### What to work on
Omit every picture and write out the rest of the records exactly.
++++ Dataset rows ++++
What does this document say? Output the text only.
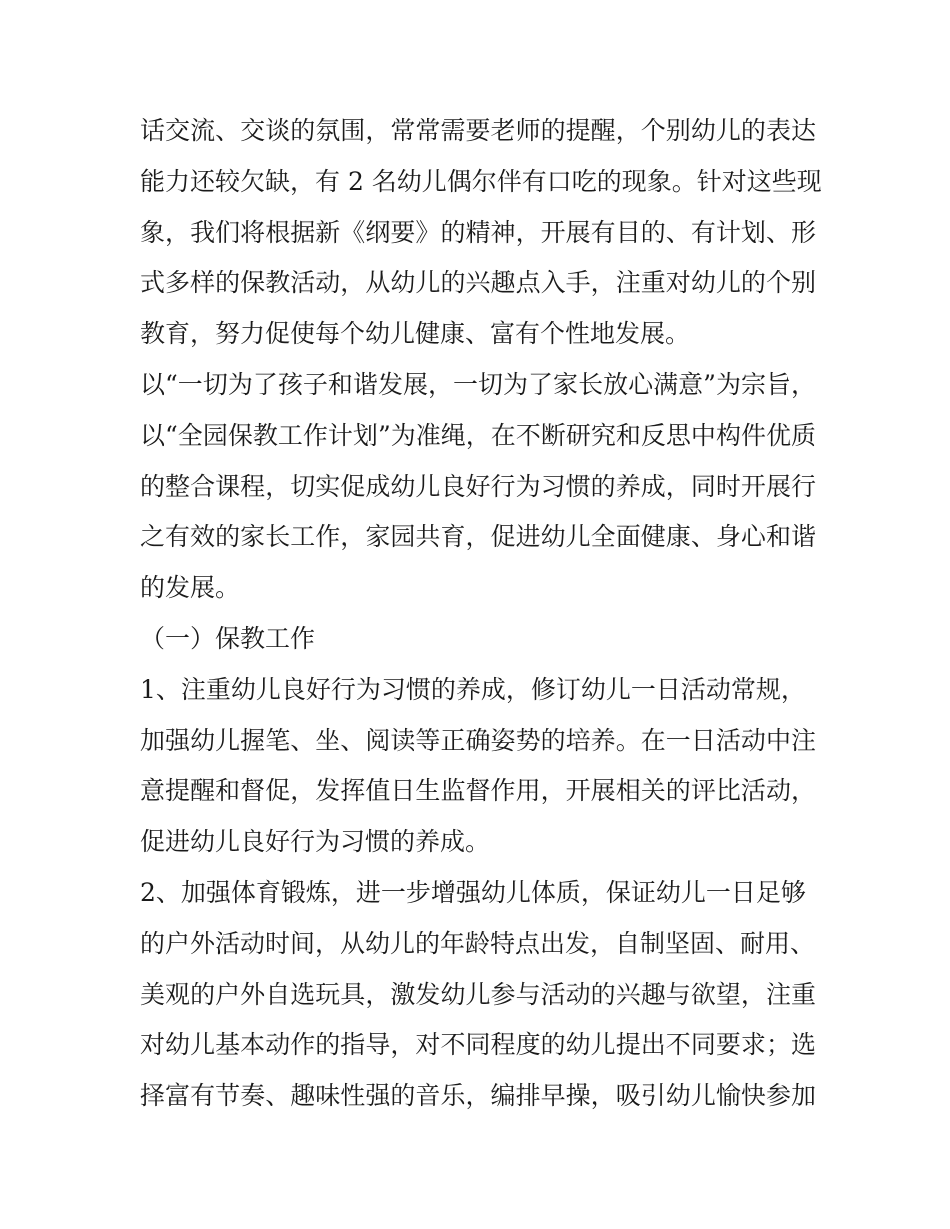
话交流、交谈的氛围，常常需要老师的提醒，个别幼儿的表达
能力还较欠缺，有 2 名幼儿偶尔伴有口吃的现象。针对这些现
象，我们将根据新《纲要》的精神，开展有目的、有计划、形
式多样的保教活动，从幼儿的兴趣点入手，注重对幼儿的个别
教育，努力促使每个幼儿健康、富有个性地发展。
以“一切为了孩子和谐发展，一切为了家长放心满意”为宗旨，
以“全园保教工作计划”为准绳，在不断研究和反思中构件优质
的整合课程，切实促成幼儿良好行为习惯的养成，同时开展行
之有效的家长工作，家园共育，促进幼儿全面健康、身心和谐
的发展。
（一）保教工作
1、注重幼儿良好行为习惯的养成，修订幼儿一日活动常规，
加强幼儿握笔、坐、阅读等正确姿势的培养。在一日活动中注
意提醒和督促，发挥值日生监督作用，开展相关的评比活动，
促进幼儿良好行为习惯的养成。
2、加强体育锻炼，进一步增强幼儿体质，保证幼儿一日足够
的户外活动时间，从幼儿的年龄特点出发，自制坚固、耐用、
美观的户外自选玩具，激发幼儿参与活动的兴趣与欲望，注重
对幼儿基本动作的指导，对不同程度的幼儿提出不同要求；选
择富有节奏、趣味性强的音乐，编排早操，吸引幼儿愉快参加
++++
### Exercise answer
What does this document say? Output the text only.
话交流、交谈的氛围，常常需要老师的提醒，个别幼儿的表达
能力还较欠缺，有 2 名幼儿偶尔伴有口吃的现象。针对这些现
象，我们将根据新《纲要》的精神，开展有目的、有计划、形
式多样的保教活动，从幼儿的兴趣点入手，注重对幼儿的个别
教育，努力促使每个幼儿健康、富有个性地发展。
以“一切为了孩子和谐发展，一切为了家长放心满意”为宗旨，
以“全园保教工作计划”为准绳，在不断研究和反思中构件优质
的整合课程，切实促成幼儿良好行为习惯的养成，同时开展行
之有效的家长工作，家园共育，促进幼儿全面健康、身心和谐
的发展。
（一）保教工作
1、注重幼儿良好行为习惯的养成，修订幼儿一日活动常规，
加强幼儿握笔、坐、阅读等正确姿势的培养。在一日活动中注
意提醒和督促，发挥值日生监督作用，开展相关的评比活动，
促进幼儿良好行为习惯的养成。
2、加强体育锻炼，进一步增强幼儿体质，保证幼儿一日足够
的户外活动时间，从幼儿的年龄特点出发，自制坚固、耐用、
美观的户外自选玩具，激发幼儿参与活动的兴趣与欲望，注重
对幼儿基本动作的指导，对不同程度的幼儿提出不同要求；选
择富有节奏、趣味性强的音乐，编排早操，吸引幼儿愉快参加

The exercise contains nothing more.